Problem details: In the data below, find every line with the string "this" and pull it out.

Data for the task:

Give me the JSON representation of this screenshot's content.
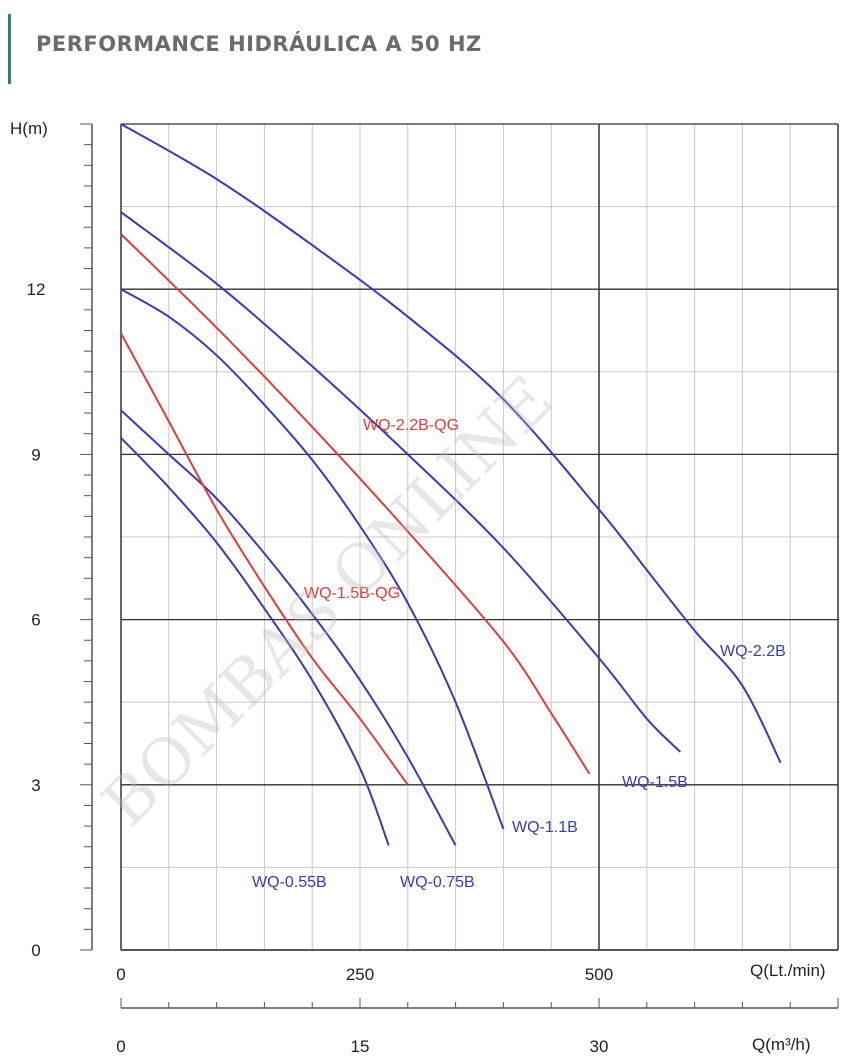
{
  "page": {
    "title": "PERFORMANCE HIDRÁULICA A 50 HZ",
    "watermark": "BOMBAS ONLINE"
  },
  "colors": {
    "grid_major": "#333333",
    "grid_minor": "#c8c8c8",
    "blue_series": "#3a3ab4",
    "red_series": "#e03c3c",
    "title_accent": "#2f7f86"
  },
  "chart_data": {
    "type": "line",
    "title": "PERFORMANCE HIDRÁULICA A 50 HZ",
    "ylabel": "H(m)",
    "xlabel": "Q(Lt./min)",
    "xlabel_secondary": "Q(m³/h)",
    "xlim": [
      0,
      750
    ],
    "ylim": [
      0,
      15
    ],
    "x_ticks": [
      0,
      250,
      500
    ],
    "x_ticks_secondary": [
      0,
      15,
      30
    ],
    "y_ticks": [
      0,
      3,
      6,
      9,
      12
    ],
    "grid": true,
    "series": [
      {
        "name": "WQ-0.55B",
        "color": "blue",
        "x": [
          0,
          50,
          100,
          150,
          200,
          250,
          280
        ],
        "y": [
          9.3,
          8.4,
          7.4,
          6.2,
          4.9,
          3.3,
          1.9
        ]
      },
      {
        "name": "WQ-0.75B",
        "color": "blue",
        "x": [
          0,
          50,
          100,
          150,
          200,
          250,
          300,
          350
        ],
        "y": [
          9.8,
          9.0,
          8.2,
          7.2,
          6.1,
          4.9,
          3.5,
          1.9
        ]
      },
      {
        "name": "WQ-1.5B-QG",
        "color": "red",
        "x": [
          0,
          50,
          100,
          150,
          200,
          250,
          300
        ],
        "y": [
          11.2,
          9.6,
          8.0,
          6.6,
          5.3,
          4.2,
          3.0
        ]
      },
      {
        "name": "WQ-1.1B",
        "color": "blue",
        "x": [
          0,
          50,
          100,
          150,
          200,
          250,
          300,
          350,
          400
        ],
        "y": [
          12.0,
          11.5,
          10.8,
          9.9,
          8.9,
          7.7,
          6.3,
          4.5,
          2.2
        ]
      },
      {
        "name": "WQ-2.2B-QG",
        "color": "red",
        "x": [
          0,
          100,
          200,
          300,
          400,
          450,
          490
        ],
        "y": [
          13.0,
          11.3,
          9.5,
          7.6,
          5.6,
          4.3,
          3.2
        ]
      },
      {
        "name": "WQ-1.5B",
        "color": "blue",
        "x": [
          0,
          100,
          200,
          300,
          400,
          500,
          550,
          585
        ],
        "y": [
          13.4,
          12.1,
          10.6,
          9.0,
          7.3,
          5.3,
          4.2,
          3.6
        ]
      },
      {
        "name": "WQ-2.2B",
        "color": "blue",
        "x": [
          0,
          100,
          200,
          300,
          400,
          500,
          550,
          600,
          650,
          690
        ],
        "y": [
          15.0,
          14.0,
          12.8,
          11.5,
          10.0,
          8.0,
          6.9,
          5.8,
          4.8,
          3.4
        ]
      }
    ]
  }
}
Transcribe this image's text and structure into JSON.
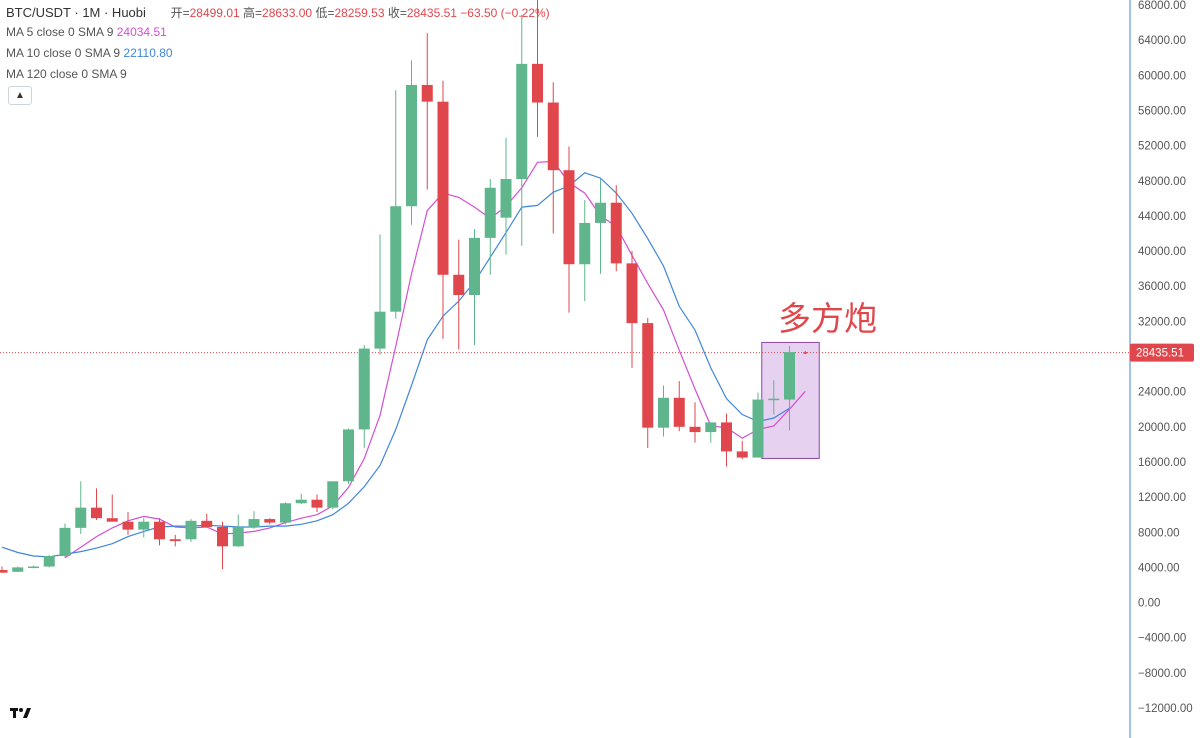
{
  "header": {
    "symbol": "BTC/USDT · 1M · Huobi",
    "open_label": "开=",
    "open_value": "28499.01",
    "high_label": "高=",
    "high_value": "28633.00",
    "low_label": "低=",
    "low_value": "28259.53",
    "close_label": "收=",
    "close_value": "28435.51",
    "change_value": "−63.50 (−0.22%)",
    "ma5_label": "MA 5 close 0 SMA 9",
    "ma5_value": "24034.51",
    "ma10_label": "MA 10 close 0 SMA 9",
    "ma10_value": "22110.80",
    "ma120_label": "MA 120 close 0 SMA 9",
    "collapse_icon": "chevron-up-icon",
    "logo_icon": "tradingview-logo-icon"
  },
  "colors": {
    "up": "#5fb58c",
    "down": "#e0474c",
    "ma5": "#d44fd0",
    "ma10": "#3f86da",
    "axis_line": "#3f86da",
    "highlight_fill": "#e3cdee",
    "highlight_stroke": "#8e44ad"
  },
  "annotation": {
    "text": "多方炮"
  },
  "price_tag": "28435.51",
  "chart_data": {
    "type": "candlestick",
    "y_axis": {
      "min": -12000,
      "max": 68000,
      "step": 4000,
      "position": "right",
      "tick_labels": [
        "68000.00",
        "64000.00",
        "60000.00",
        "56000.00",
        "52000.00",
        "48000.00",
        "44000.00",
        "40000.00",
        "36000.00",
        "32000.00",
        "28000.00",
        "24000.00",
        "20000.00",
        "16000.00",
        "12000.00",
        "8000.00",
        "4000.00",
        "0.00",
        "−4000.00",
        "−8000.00",
        "−12000.00"
      ]
    },
    "grid": false,
    "last_price": 28435.51,
    "candles": [
      {
        "o": 3700,
        "h": 4100,
        "l": 3400,
        "c": 3400
      },
      {
        "o": 3500,
        "h": 4100,
        "l": 3500,
        "c": 4000
      },
      {
        "o": 4000,
        "h": 4200,
        "l": 3900,
        "c": 4100
      },
      {
        "o": 4100,
        "h": 5400,
        "l": 4000,
        "c": 5300
      },
      {
        "o": 5300,
        "h": 9000,
        "l": 5100,
        "c": 8500
      },
      {
        "o": 8500,
        "h": 13800,
        "l": 7800,
        "c": 10800
      },
      {
        "o": 10800,
        "h": 13000,
        "l": 9400,
        "c": 9600
      },
      {
        "o": 9600,
        "h": 12300,
        "l": 9300,
        "c": 9200
      },
      {
        "o": 9200,
        "h": 10300,
        "l": 7700,
        "c": 8300
      },
      {
        "o": 8300,
        "h": 9600,
        "l": 7400,
        "c": 9200
      },
      {
        "o": 9200,
        "h": 9600,
        "l": 6500,
        "c": 7200
      },
      {
        "o": 7200,
        "h": 7700,
        "l": 6400,
        "c": 7000
      },
      {
        "o": 7200,
        "h": 9500,
        "l": 6900,
        "c": 9300
      },
      {
        "o": 9300,
        "h": 10100,
        "l": 8800,
        "c": 8600
      },
      {
        "o": 8600,
        "h": 9200,
        "l": 3800,
        "c": 6400
      },
      {
        "o": 6400,
        "h": 10000,
        "l": 6300,
        "c": 8600
      },
      {
        "o": 8600,
        "h": 10400,
        "l": 8400,
        "c": 9500
      },
      {
        "o": 9500,
        "h": 9600,
        "l": 8900,
        "c": 9100
      },
      {
        "o": 9100,
        "h": 11400,
        "l": 8900,
        "c": 11300
      },
      {
        "o": 11300,
        "h": 12400,
        "l": 11200,
        "c": 11700
      },
      {
        "o": 11700,
        "h": 12300,
        "l": 10300,
        "c": 10800
      },
      {
        "o": 10800,
        "h": 13800,
        "l": 10600,
        "c": 13800
      },
      {
        "o": 13800,
        "h": 19800,
        "l": 13500,
        "c": 19700
      },
      {
        "o": 19700,
        "h": 29300,
        "l": 17600,
        "c": 28900
      },
      {
        "o": 28900,
        "h": 41900,
        "l": 28200,
        "c": 33100
      },
      {
        "o": 33100,
        "h": 58300,
        "l": 32300,
        "c": 45100
      },
      {
        "o": 45100,
        "h": 61700,
        "l": 43000,
        "c": 58900
      },
      {
        "o": 58900,
        "h": 64800,
        "l": 47000,
        "c": 57000
      },
      {
        "o": 57000,
        "h": 59400,
        "l": 30000,
        "c": 37300
      },
      {
        "o": 37300,
        "h": 41300,
        "l": 28800,
        "c": 35000
      },
      {
        "o": 35000,
        "h": 42500,
        "l": 29300,
        "c": 41500
      },
      {
        "o": 41500,
        "h": 48200,
        "l": 37300,
        "c": 47200
      },
      {
        "o": 43800,
        "h": 52900,
        "l": 39600,
        "c": 48200
      },
      {
        "o": 48200,
        "h": 66900,
        "l": 40600,
        "c": 61300
      },
      {
        "o": 61300,
        "h": 69000,
        "l": 53000,
        "c": 56900
      },
      {
        "o": 56900,
        "h": 59200,
        "l": 42000,
        "c": 49200
      },
      {
        "o": 49200,
        "h": 51900,
        "l": 33000,
        "c": 38500
      },
      {
        "o": 38500,
        "h": 45800,
        "l": 34300,
        "c": 43200
      },
      {
        "o": 43200,
        "h": 48200,
        "l": 37400,
        "c": 45500
      },
      {
        "o": 45500,
        "h": 47500,
        "l": 37700,
        "c": 38600
      },
      {
        "o": 38600,
        "h": 40000,
        "l": 26700,
        "c": 31800
      },
      {
        "o": 31800,
        "h": 32400,
        "l": 17600,
        "c": 19900
      },
      {
        "o": 19900,
        "h": 24700,
        "l": 18900,
        "c": 23300
      },
      {
        "o": 23300,
        "h": 25200,
        "l": 19500,
        "c": 20000
      },
      {
        "o": 20000,
        "h": 22800,
        "l": 18200,
        "c": 19400
      },
      {
        "o": 19400,
        "h": 20500,
        "l": 18200,
        "c": 20500
      },
      {
        "o": 20500,
        "h": 21500,
        "l": 15500,
        "c": 17200
      },
      {
        "o": 17200,
        "h": 18400,
        "l": 16300,
        "c": 16500
      },
      {
        "o": 16500,
        "h": 23900,
        "l": 16500,
        "c": 23100
      },
      {
        "o": 23100,
        "h": 25300,
        "l": 21400,
        "c": 23200
      },
      {
        "o": 23100,
        "h": 29200,
        "l": 19600,
        "c": 28500
      },
      {
        "o": 28499.01,
        "h": 28633.0,
        "l": 28259.53,
        "c": 28435.51
      }
    ],
    "series": [
      {
        "name": "MA 5 close 0 SMA 9",
        "values": [
          null,
          null,
          null,
          null,
          5100,
          6300,
          7500,
          8500,
          9300,
          9800,
          9500,
          8600,
          8500,
          8600,
          7800,
          7900,
          8100,
          8500,
          9100,
          9600,
          10000,
          11000,
          13100,
          16400,
          21300,
          29200,
          37400,
          44600,
          46600,
          46100,
          45000,
          43700,
          45100,
          47200,
          50100,
          50200,
          47800,
          46600,
          44000,
          42800,
          39500,
          36300,
          33300,
          28700,
          24300,
          20100,
          19900,
          18700,
          19700,
          20100,
          22000,
          24034.51
        ]
      },
      {
        "name": "MA 10 close 0 SMA 9",
        "values": [
          6300,
          5700,
          5300,
          5200,
          5500,
          5800,
          6200,
          6700,
          7500,
          8100,
          8600,
          8700,
          8700,
          8800,
          8700,
          8600,
          8600,
          8700,
          8700,
          8900,
          9300,
          10000,
          11300,
          13200,
          15600,
          19700,
          24700,
          29900,
          32600,
          34300,
          36500,
          39300,
          42100,
          45000,
          45200,
          46700,
          47400,
          48900,
          48300,
          46600,
          44300,
          41400,
          38300,
          33700,
          31000,
          26700,
          23200,
          21400,
          20600,
          21000,
          22110.8
        ]
      }
    ]
  }
}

Exercise solution:
Give me the JSON representation of this screenshot's content.
Transcribe this image's text and structure into JSON.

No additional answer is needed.